[Figure dataset records]
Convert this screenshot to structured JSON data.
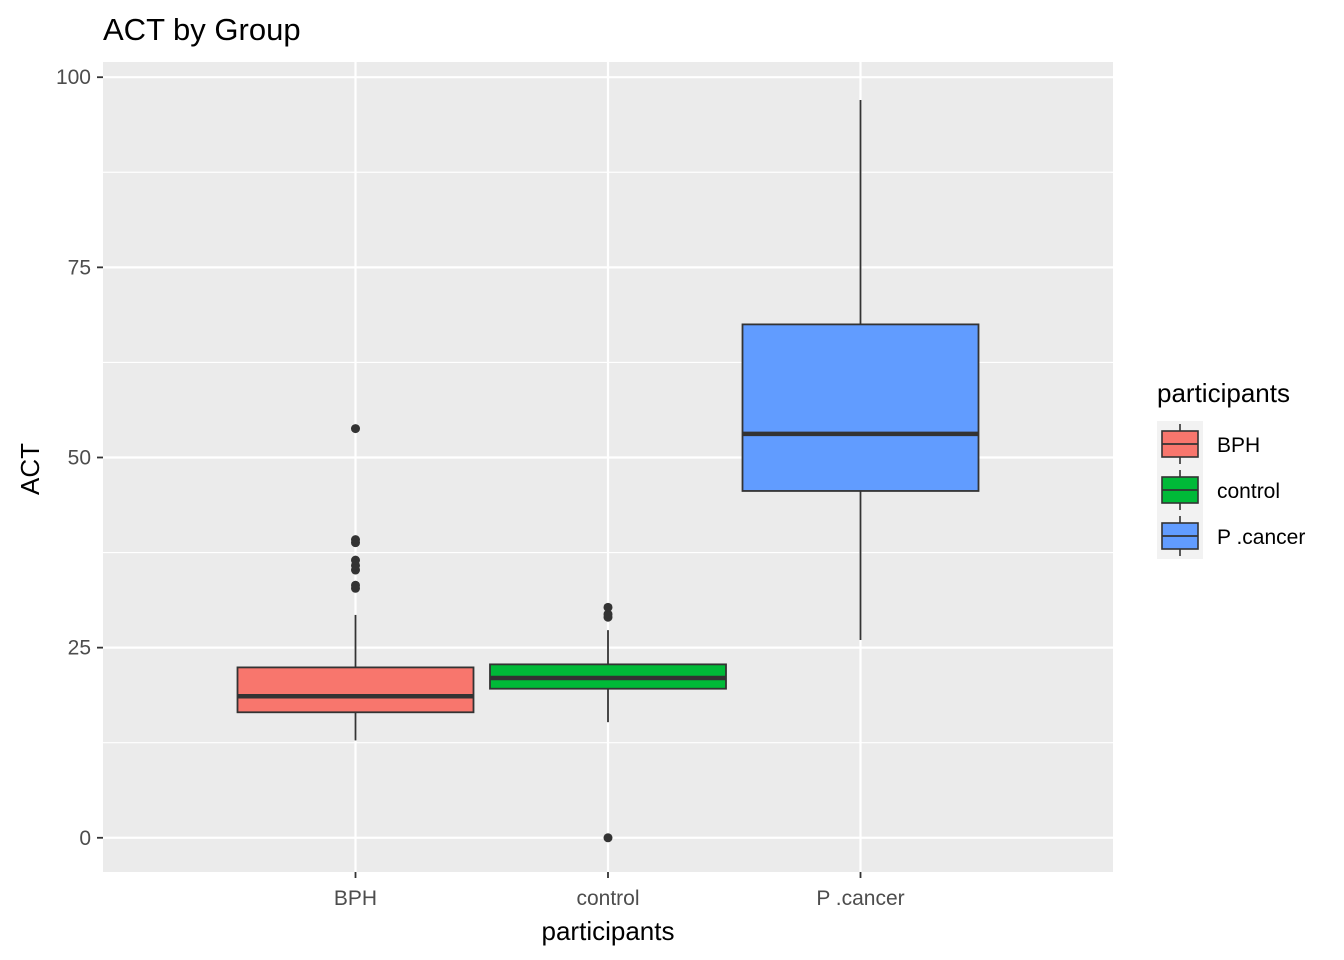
{
  "chart_data": {
    "type": "boxplot",
    "title": "ACT by Group",
    "xlabel": "participants",
    "ylabel": "ACT",
    "ylim": [
      -4.5,
      102
    ],
    "yticks": [
      0,
      25,
      50,
      75,
      100
    ],
    "grid": true,
    "legend": {
      "title": "participants",
      "position": "right"
    },
    "categories": [
      "BPH",
      "control",
      "P .cancer"
    ],
    "series": [
      {
        "name": "BPH",
        "color": "#F8766D",
        "lower_whisker": 12.8,
        "q1": 16.5,
        "median": 18.6,
        "q3": 22.4,
        "upper_whisker": 29.3,
        "outliers": [
          32.8,
          33.2,
          35.2,
          35.8,
          36.5,
          38.8,
          39.2,
          53.8
        ]
      },
      {
        "name": "control",
        "color": "#00BA38",
        "lower_whisker": 15.2,
        "q1": 19.6,
        "median": 21.0,
        "q3": 22.8,
        "upper_whisker": 27.3,
        "outliers": [
          0,
          29.0,
          29.4,
          30.3
        ]
      },
      {
        "name": "P .cancer",
        "color": "#619CFF",
        "lower_whisker": 26.0,
        "q1": 45.6,
        "median": 53.1,
        "q3": 67.5,
        "upper_whisker": 97.0,
        "outliers": []
      }
    ]
  }
}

EXERCISE DIRECTIONS | Reproduce the material above in full, exactly, with no images.

TASK OUTPUT |
Convert this screenshot to structured JSON data.
{
  "chart_data": {
    "type": "boxplot",
    "title": "ACT by Group",
    "xlabel": "participants",
    "ylabel": "ACT",
    "ylim": [
      -4.5,
      102
    ],
    "yticks": [
      0,
      25,
      50,
      75,
      100
    ],
    "grid": true,
    "legend": {
      "title": "participants",
      "position": "right"
    },
    "categories": [
      "BPH",
      "control",
      "P .cancer"
    ],
    "series": [
      {
        "name": "BPH",
        "color": "#F8766D",
        "lower_whisker": 12.8,
        "q1": 16.5,
        "median": 18.6,
        "q3": 22.4,
        "upper_whisker": 29.3,
        "outliers": [
          32.8,
          33.2,
          35.2,
          35.8,
          36.5,
          38.8,
          39.2,
          53.8
        ]
      },
      {
        "name": "control",
        "color": "#00BA38",
        "lower_whisker": 15.2,
        "q1": 19.6,
        "median": 21.0,
        "q3": 22.8,
        "upper_whisker": 27.3,
        "outliers": [
          0,
          29.0,
          29.4,
          30.3
        ]
      },
      {
        "name": "P .cancer",
        "color": "#619CFF",
        "lower_whisker": 26.0,
        "q1": 45.6,
        "median": 53.1,
        "q3": 67.5,
        "upper_whisker": 97.0,
        "outliers": []
      }
    ]
  }
}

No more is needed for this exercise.